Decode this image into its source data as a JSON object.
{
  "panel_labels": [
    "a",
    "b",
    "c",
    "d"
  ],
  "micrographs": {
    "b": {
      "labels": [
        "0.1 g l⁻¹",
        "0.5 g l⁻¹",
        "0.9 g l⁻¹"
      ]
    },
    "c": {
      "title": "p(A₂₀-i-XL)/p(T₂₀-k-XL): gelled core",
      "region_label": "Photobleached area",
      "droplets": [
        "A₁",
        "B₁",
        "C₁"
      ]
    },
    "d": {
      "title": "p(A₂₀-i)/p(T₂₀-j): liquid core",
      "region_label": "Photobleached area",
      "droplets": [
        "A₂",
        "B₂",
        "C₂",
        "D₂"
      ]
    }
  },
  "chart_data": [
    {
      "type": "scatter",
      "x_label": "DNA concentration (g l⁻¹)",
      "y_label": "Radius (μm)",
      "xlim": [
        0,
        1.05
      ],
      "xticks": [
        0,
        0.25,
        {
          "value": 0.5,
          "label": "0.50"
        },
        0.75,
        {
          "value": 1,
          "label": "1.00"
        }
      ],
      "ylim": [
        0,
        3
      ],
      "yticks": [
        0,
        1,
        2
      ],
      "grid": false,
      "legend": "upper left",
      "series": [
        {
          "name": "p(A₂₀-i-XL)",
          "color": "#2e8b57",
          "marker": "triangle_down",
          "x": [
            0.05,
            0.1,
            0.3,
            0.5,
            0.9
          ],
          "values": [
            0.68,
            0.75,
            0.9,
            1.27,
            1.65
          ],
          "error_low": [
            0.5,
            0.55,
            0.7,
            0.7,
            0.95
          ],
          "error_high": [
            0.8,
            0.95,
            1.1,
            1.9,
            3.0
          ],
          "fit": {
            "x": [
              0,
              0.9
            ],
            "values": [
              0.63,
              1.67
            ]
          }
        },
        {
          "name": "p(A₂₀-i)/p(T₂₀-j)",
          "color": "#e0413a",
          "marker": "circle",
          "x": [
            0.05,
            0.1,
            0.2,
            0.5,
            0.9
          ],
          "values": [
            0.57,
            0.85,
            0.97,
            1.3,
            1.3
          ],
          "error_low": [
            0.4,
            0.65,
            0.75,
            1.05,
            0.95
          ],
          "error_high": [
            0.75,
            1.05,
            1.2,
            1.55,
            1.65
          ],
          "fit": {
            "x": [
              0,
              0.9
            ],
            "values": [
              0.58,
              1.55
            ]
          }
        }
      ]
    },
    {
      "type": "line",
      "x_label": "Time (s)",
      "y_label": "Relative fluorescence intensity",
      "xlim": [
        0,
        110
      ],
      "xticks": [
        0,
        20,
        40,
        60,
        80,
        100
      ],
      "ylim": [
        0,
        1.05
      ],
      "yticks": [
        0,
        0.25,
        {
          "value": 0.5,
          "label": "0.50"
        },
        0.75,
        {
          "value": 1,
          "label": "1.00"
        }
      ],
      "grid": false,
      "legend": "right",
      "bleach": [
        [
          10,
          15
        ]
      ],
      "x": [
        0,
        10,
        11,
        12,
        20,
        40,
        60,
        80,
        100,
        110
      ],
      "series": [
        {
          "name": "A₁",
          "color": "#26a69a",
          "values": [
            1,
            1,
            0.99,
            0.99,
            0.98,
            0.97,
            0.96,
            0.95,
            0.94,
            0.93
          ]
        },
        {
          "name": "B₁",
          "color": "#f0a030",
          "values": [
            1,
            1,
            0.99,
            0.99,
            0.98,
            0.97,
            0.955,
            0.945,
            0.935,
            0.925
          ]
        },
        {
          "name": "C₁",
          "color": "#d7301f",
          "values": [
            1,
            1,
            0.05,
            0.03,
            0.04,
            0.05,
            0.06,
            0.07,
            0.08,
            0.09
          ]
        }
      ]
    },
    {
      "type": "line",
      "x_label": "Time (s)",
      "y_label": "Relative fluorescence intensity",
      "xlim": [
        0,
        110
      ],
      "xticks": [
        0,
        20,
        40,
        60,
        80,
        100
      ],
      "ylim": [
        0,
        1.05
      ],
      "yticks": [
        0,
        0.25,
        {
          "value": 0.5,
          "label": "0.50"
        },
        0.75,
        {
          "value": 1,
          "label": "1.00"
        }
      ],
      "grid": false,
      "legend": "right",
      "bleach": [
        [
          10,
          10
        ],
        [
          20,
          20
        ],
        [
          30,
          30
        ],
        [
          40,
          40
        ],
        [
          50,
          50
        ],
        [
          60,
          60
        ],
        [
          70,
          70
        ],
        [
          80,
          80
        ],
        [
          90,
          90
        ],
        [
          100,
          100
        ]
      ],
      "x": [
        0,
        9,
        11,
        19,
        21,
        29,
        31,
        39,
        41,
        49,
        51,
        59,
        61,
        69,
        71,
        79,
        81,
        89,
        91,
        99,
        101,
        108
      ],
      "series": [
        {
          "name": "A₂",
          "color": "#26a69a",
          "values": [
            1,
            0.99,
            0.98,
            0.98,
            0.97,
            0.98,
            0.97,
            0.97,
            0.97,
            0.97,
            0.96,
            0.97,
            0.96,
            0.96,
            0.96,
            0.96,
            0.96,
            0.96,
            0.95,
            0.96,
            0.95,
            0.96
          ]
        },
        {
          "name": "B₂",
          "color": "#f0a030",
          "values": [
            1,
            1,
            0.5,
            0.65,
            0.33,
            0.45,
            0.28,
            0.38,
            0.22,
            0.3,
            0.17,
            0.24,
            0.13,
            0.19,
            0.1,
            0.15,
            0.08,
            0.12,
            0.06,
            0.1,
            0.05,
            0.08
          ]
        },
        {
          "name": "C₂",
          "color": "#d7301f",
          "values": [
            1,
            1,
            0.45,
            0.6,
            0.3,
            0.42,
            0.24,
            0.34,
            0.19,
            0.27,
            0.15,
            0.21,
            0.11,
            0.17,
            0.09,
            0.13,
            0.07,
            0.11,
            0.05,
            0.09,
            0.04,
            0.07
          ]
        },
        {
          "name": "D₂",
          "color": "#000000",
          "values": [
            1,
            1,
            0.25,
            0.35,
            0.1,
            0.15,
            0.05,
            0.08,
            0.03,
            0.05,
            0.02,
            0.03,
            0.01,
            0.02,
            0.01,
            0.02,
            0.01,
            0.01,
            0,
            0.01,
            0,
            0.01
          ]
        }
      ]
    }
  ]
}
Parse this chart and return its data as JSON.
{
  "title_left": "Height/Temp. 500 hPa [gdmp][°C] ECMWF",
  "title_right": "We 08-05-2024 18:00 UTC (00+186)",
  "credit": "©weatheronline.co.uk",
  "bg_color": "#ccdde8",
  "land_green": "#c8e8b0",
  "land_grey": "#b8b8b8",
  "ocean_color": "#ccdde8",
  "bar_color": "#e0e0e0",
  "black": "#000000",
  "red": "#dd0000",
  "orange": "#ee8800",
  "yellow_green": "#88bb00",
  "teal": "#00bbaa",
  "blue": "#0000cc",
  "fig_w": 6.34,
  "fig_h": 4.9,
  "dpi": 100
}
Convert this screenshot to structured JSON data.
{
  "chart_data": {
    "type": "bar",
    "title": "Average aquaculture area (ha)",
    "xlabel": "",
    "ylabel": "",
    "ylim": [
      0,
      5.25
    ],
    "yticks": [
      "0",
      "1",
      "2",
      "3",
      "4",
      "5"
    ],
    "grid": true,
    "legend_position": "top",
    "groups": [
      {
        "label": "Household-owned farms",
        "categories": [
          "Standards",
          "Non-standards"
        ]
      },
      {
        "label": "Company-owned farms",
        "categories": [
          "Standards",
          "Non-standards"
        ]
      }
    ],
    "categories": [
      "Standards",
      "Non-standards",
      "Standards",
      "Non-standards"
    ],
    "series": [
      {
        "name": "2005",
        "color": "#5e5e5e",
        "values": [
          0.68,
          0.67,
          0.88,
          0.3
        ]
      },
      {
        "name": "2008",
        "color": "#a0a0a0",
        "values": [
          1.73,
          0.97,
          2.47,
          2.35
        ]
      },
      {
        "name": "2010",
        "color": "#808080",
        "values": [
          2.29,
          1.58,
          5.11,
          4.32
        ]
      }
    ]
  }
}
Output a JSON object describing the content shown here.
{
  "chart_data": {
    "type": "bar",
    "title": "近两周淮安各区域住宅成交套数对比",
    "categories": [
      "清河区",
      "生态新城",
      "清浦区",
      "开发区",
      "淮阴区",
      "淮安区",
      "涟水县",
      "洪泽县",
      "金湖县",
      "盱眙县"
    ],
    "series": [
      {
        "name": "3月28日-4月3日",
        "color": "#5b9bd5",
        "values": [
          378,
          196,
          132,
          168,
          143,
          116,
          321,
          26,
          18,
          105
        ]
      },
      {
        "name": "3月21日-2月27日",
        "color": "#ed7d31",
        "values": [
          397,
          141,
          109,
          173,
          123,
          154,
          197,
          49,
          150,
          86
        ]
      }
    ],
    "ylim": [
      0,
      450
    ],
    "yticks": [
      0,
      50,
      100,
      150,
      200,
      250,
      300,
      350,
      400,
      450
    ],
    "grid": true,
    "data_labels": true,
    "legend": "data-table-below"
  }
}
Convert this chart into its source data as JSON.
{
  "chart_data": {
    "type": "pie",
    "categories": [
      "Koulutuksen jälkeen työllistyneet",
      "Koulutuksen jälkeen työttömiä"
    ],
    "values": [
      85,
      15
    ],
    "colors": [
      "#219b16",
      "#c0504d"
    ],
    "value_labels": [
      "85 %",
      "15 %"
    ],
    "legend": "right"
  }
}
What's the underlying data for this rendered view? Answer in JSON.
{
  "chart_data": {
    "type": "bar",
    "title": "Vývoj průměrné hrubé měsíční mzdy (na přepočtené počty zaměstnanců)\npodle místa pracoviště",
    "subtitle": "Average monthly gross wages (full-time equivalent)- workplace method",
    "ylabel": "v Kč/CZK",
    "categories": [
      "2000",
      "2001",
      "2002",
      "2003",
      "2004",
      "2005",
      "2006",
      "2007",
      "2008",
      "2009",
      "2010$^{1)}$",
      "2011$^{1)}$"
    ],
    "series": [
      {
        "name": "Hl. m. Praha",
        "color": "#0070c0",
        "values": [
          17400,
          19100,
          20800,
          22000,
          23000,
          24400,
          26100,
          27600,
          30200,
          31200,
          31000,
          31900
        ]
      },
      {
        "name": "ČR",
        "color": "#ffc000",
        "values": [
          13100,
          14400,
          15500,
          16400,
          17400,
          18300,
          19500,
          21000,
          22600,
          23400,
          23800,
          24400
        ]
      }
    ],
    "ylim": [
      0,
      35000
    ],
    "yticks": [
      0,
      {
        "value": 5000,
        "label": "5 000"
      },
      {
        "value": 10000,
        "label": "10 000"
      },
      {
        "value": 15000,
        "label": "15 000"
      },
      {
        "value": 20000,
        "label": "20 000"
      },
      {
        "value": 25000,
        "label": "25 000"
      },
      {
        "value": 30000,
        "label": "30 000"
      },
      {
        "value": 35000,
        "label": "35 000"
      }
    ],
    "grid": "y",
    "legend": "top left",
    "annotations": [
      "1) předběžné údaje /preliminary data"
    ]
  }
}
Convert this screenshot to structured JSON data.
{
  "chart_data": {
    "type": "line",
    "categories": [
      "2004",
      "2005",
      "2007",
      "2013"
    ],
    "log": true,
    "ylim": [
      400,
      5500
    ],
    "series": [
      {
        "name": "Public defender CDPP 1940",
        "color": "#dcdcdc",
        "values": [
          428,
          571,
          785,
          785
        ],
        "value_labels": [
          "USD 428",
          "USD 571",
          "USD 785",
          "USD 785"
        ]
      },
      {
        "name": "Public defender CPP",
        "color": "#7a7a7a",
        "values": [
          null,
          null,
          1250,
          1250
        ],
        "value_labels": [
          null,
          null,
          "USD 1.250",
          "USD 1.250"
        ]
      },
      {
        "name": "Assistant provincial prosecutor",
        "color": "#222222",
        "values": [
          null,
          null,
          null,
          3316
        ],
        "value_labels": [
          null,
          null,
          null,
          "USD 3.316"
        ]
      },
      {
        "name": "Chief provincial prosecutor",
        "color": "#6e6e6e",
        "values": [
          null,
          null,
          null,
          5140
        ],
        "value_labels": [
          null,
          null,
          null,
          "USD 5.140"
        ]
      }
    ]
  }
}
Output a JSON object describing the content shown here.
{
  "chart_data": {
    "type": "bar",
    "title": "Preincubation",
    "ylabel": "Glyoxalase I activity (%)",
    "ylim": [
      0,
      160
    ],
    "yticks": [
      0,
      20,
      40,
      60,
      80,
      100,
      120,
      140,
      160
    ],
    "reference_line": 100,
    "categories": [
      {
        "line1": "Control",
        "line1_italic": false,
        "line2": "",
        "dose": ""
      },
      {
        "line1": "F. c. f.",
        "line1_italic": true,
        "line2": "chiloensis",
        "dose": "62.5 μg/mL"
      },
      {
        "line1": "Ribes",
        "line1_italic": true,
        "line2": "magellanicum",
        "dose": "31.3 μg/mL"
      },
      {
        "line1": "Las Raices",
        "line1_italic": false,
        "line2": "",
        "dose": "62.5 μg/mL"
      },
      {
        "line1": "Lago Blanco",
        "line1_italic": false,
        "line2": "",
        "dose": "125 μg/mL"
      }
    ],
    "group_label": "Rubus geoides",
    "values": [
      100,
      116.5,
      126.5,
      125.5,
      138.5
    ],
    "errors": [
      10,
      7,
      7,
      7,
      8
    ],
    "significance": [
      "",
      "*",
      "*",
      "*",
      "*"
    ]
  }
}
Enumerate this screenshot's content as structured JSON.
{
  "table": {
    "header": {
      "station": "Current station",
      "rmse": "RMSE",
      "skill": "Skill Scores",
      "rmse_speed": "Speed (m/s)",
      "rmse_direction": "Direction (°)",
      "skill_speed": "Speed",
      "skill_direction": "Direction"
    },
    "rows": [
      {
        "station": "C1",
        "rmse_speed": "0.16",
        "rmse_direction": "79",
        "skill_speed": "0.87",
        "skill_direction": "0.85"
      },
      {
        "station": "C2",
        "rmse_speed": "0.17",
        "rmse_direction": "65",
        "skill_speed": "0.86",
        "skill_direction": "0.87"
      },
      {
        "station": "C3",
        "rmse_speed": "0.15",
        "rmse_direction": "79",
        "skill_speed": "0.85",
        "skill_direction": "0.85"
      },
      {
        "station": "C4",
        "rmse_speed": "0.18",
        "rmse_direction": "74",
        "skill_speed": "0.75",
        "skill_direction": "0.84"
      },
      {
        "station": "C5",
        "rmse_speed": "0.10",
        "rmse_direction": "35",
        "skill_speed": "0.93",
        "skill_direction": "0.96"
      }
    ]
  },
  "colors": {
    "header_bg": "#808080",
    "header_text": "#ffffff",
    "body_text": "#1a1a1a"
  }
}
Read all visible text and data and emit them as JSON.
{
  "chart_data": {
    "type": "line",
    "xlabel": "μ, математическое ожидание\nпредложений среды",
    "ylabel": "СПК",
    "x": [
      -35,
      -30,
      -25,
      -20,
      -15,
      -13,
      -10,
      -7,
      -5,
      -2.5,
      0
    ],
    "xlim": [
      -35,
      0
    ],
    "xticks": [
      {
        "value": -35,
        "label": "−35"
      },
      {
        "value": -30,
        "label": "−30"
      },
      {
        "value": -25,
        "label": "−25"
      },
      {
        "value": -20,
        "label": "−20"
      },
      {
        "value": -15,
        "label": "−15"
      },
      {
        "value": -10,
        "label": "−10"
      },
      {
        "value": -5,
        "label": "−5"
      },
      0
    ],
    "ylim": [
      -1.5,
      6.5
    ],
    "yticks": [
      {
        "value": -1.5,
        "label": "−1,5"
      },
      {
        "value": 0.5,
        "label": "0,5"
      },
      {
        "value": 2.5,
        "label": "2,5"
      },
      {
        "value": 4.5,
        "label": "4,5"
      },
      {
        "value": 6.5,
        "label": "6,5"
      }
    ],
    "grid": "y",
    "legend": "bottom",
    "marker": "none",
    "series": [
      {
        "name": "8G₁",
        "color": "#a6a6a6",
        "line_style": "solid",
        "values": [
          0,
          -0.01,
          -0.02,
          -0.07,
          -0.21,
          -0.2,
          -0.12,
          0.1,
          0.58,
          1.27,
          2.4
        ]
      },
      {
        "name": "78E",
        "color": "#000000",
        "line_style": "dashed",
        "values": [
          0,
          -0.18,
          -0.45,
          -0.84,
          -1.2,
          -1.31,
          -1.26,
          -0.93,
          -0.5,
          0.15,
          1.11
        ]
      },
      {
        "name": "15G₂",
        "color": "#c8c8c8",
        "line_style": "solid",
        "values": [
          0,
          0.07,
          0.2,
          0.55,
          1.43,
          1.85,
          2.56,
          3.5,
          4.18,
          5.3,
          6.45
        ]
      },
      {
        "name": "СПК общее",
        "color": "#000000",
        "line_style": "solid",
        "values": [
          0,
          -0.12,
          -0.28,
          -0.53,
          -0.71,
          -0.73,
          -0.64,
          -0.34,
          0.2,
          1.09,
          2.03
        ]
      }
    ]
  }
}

▶ [Exercise objective]
Copy each line of the records that contains the word "this".

▶ [Answer in full]
Decode this image into its source data as a JSON object.
Parse this chart and return its data as JSON.
Convert this screenshot to structured JSON data.
Convert this chart into its source data as JSON.
What's the underlying data for this rendered view? Answer in JSON.
Convert this screenshot to structured JSON data.
Enumerate this screenshot's content as structured JSON.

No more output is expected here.